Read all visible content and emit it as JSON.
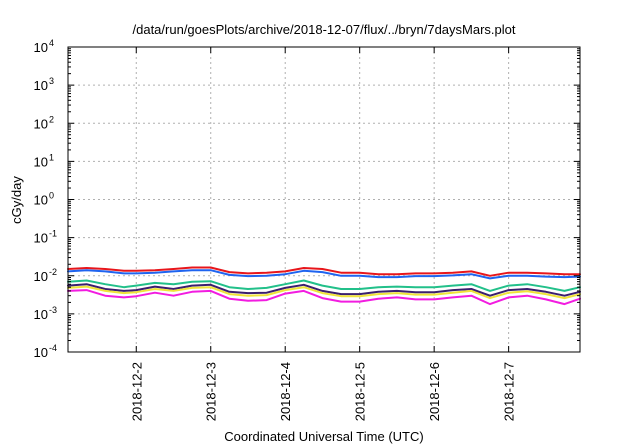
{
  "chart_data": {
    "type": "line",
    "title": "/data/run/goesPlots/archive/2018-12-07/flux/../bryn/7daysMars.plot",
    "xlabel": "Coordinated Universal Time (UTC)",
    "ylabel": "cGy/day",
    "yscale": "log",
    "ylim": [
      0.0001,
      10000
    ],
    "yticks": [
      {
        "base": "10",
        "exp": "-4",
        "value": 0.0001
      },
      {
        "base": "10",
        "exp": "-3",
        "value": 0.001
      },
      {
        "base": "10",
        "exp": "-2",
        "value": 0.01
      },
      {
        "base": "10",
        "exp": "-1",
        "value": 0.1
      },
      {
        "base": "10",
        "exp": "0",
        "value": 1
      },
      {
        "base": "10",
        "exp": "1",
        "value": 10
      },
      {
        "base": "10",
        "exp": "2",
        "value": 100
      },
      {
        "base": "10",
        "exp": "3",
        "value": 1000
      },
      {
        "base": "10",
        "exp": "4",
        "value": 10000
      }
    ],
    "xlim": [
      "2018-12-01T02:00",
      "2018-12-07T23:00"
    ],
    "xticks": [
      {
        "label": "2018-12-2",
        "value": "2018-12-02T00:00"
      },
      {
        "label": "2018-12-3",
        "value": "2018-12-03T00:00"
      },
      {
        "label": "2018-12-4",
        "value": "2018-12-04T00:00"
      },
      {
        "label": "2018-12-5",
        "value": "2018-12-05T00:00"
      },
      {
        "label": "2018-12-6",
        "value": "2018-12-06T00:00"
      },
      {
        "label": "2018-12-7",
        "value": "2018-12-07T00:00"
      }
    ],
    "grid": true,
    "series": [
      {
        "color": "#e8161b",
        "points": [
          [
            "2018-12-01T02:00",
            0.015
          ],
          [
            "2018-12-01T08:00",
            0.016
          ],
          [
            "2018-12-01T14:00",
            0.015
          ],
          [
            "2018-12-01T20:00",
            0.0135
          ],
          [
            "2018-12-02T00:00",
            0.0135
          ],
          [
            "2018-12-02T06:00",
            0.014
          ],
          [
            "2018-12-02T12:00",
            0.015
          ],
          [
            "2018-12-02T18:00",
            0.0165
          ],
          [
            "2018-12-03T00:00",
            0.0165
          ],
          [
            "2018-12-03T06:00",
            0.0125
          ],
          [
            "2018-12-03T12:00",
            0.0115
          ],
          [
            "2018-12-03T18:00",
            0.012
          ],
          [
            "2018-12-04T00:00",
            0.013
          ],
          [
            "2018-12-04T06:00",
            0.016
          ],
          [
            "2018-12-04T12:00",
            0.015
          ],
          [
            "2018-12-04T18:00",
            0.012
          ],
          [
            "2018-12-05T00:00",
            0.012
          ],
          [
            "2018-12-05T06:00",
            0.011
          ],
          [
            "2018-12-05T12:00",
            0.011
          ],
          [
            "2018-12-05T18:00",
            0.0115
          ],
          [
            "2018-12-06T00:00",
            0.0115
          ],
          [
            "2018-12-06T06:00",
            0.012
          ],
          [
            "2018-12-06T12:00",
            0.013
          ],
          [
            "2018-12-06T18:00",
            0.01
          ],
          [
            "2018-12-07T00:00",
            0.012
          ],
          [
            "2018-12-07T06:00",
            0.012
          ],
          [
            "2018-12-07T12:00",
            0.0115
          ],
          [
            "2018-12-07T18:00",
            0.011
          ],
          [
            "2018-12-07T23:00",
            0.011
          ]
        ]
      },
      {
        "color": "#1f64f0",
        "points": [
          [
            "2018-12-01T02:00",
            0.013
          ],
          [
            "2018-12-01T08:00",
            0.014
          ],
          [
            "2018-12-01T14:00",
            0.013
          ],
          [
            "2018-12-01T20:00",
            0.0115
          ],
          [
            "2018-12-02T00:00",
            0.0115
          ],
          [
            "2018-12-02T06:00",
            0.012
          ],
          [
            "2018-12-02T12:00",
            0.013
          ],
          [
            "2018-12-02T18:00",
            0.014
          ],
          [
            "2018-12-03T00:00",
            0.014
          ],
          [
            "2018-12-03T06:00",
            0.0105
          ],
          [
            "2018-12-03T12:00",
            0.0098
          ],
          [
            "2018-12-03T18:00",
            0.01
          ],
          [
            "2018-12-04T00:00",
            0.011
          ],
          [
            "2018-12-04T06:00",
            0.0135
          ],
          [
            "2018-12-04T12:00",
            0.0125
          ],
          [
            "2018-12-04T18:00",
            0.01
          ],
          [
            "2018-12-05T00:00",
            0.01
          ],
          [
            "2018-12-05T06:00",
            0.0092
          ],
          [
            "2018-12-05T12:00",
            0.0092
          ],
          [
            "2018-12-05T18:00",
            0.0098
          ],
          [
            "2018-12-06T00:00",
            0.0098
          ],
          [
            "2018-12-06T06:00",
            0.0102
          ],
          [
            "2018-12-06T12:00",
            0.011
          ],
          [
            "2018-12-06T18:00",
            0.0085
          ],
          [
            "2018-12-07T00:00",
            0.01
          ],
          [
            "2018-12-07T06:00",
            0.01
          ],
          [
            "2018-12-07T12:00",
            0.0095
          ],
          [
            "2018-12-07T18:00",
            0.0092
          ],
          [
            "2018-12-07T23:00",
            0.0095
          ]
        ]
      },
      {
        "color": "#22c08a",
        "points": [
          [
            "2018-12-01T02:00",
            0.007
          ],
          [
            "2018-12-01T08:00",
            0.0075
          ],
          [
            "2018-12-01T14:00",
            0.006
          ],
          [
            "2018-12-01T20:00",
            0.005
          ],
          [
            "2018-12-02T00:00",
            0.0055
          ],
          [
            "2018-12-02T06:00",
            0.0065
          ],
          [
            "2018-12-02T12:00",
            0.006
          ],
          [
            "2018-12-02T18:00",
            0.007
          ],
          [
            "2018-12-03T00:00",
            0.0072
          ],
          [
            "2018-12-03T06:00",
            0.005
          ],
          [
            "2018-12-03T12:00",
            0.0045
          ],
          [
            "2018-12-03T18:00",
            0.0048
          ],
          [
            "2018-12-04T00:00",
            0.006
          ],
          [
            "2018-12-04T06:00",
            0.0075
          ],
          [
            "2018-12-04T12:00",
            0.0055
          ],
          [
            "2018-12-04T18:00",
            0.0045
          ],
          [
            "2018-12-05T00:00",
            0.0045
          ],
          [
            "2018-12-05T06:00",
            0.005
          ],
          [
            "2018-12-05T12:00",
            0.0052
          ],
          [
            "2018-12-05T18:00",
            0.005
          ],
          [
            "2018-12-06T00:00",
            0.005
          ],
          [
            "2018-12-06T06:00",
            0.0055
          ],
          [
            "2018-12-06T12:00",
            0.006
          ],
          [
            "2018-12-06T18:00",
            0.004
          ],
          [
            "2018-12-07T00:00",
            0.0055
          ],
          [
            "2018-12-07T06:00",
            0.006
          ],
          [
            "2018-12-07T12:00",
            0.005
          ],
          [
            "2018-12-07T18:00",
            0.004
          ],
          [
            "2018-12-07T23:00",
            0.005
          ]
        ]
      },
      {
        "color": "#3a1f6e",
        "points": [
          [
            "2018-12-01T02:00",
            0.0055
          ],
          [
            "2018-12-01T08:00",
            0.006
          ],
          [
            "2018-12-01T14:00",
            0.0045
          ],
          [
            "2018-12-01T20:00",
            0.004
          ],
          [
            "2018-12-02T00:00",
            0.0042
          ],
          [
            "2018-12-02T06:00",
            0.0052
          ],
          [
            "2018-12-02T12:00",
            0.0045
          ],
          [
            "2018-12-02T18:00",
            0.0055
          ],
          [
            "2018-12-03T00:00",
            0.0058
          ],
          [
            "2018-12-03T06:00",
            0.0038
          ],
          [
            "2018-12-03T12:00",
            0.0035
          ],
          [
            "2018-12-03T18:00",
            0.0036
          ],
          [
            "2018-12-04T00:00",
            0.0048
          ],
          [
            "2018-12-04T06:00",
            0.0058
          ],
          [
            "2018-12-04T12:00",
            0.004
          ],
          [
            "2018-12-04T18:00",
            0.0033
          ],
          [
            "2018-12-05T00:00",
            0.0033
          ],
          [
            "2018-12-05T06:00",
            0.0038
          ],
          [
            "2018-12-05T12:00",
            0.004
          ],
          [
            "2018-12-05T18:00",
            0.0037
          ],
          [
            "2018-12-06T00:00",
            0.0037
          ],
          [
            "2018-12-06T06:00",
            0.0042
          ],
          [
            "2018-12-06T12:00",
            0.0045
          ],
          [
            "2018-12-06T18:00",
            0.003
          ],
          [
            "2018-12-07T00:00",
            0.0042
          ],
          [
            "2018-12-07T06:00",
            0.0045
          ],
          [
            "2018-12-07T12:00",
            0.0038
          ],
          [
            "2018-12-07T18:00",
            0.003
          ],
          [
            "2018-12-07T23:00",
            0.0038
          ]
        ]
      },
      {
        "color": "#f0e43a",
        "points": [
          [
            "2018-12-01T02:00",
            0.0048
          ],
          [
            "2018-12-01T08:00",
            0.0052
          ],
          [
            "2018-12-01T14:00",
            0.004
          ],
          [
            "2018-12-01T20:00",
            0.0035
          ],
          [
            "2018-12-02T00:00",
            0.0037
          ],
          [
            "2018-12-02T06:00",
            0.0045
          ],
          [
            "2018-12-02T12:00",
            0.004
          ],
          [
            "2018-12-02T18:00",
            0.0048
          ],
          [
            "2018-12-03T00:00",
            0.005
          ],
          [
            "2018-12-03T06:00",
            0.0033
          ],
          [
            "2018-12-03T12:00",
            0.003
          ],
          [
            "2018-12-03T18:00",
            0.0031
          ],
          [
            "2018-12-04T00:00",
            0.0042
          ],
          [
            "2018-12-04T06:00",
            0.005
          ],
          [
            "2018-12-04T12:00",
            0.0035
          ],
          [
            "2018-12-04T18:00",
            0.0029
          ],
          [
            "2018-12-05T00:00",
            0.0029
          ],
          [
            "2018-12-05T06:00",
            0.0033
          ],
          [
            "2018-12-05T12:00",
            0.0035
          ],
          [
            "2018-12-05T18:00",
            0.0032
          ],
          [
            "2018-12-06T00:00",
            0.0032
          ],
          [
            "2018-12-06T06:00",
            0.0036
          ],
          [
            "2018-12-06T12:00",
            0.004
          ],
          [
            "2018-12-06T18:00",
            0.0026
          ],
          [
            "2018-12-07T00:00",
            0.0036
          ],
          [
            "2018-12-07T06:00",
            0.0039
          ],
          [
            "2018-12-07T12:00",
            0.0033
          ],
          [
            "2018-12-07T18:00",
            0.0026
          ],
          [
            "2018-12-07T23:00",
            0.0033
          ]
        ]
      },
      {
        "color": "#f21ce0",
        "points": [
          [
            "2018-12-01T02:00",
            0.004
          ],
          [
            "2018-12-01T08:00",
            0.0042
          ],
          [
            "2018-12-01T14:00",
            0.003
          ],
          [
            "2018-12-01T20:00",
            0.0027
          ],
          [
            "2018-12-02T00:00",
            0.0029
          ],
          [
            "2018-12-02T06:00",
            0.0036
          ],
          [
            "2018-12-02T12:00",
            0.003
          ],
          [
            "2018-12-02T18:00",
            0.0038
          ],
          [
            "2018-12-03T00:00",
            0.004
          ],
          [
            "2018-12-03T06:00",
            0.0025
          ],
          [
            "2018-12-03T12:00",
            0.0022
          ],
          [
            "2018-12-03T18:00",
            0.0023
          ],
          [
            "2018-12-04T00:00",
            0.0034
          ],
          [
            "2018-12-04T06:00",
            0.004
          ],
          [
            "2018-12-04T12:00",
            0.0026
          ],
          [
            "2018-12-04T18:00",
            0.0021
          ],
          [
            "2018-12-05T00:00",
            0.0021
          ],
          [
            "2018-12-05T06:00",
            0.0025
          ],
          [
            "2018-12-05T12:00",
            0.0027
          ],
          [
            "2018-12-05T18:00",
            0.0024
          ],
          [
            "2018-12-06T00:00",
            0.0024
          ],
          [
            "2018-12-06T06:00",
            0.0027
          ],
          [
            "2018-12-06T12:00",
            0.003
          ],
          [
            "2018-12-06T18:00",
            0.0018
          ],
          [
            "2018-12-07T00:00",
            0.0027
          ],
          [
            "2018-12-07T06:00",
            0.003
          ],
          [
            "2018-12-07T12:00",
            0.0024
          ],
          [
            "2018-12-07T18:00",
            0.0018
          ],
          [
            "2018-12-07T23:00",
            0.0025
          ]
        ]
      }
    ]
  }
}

--

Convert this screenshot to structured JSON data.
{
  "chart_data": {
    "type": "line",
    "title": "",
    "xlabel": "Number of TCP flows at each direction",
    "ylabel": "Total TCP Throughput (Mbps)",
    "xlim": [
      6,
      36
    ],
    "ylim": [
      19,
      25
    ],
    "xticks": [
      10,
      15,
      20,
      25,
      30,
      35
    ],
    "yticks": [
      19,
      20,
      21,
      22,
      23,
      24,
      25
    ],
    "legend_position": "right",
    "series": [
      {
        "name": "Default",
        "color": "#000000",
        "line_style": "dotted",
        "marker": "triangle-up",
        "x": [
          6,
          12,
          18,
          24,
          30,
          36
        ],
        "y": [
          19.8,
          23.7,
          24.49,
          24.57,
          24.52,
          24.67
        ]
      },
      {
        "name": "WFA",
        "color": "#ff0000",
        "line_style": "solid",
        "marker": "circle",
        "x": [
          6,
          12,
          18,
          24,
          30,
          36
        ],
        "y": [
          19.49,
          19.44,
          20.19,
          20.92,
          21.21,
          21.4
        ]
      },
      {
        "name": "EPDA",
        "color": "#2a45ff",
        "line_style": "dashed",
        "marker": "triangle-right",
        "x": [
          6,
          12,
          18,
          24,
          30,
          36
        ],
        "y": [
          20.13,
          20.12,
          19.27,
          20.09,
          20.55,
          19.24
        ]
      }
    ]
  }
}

What you are asked to do
Which lines of the material contain the string "title"? List each of them.

Correct response
    "title": "/data/run/goesPlots/archive/2018-12-07/flux/../bryn/7daysMars.plot",
    "title": "",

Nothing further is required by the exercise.